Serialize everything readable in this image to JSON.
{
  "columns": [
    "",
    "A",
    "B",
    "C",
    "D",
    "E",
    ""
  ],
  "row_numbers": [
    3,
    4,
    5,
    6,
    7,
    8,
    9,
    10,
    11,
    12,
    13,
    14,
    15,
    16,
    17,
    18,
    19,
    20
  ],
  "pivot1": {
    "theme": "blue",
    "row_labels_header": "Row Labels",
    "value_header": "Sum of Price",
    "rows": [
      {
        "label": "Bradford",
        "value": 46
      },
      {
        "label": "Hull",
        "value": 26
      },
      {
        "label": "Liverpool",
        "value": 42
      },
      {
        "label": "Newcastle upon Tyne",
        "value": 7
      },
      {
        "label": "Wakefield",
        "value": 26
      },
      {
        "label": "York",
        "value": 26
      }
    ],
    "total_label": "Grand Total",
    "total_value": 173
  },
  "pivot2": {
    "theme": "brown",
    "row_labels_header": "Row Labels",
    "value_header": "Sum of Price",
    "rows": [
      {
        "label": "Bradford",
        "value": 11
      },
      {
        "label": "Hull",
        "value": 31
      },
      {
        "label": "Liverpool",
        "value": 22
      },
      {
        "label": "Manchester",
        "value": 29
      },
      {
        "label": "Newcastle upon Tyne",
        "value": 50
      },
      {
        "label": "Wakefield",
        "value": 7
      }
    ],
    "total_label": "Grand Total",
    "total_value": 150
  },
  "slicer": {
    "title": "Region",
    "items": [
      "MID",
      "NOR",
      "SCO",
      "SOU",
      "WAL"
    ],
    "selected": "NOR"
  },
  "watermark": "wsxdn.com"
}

WHAT YOU NEED TO DO: Reproduce the full set of records precisely.

RESPONSE FOR THIS EXERCISE:
Serialize everything readable in this image to JSON.
{
  "columns": [
    "",
    "A",
    "B",
    "C",
    "D",
    "E",
    ""
  ],
  "row_numbers": [
    3,
    4,
    5,
    6,
    7,
    8,
    9,
    10,
    11,
    12,
    13,
    14,
    15,
    16,
    17,
    18,
    19,
    20
  ],
  "pivot1": {
    "theme": "blue",
    "row_labels_header": "Row Labels",
    "value_header": "Sum of Price",
    "rows": [
      {
        "label": "Bradford",
        "value": 46
      },
      {
        "label": "Hull",
        "value": 26
      },
      {
        "label": "Liverpool",
        "value": 42
      },
      {
        "label": "Newcastle upon Tyne",
        "value": 7
      },
      {
        "label": "Wakefield",
        "value": 26
      },
      {
        "label": "York",
        "value": 26
      }
    ],
    "total_label": "Grand Total",
    "total_value": 173
  },
  "pivot2": {
    "theme": "brown",
    "row_labels_header": "Row Labels",
    "value_header": "Sum of Price",
    "rows": [
      {
        "label": "Bradford",
        "value": 11
      },
      {
        "label": "Hull",
        "value": 31
      },
      {
        "label": "Liverpool",
        "value": 22
      },
      {
        "label": "Manchester",
        "value": 29
      },
      {
        "label": "Newcastle upon Tyne",
        "value": 50
      },
      {
        "label": "Wakefield",
        "value": 7
      }
    ],
    "total_label": "Grand Total",
    "total_value": 150
  },
  "slicer": {
    "title": "Region",
    "items": [
      "MID",
      "NOR",
      "SCO",
      "SOU",
      "WAL"
    ],
    "selected": "NOR"
  },
  "watermark": "wsxdn.com"
}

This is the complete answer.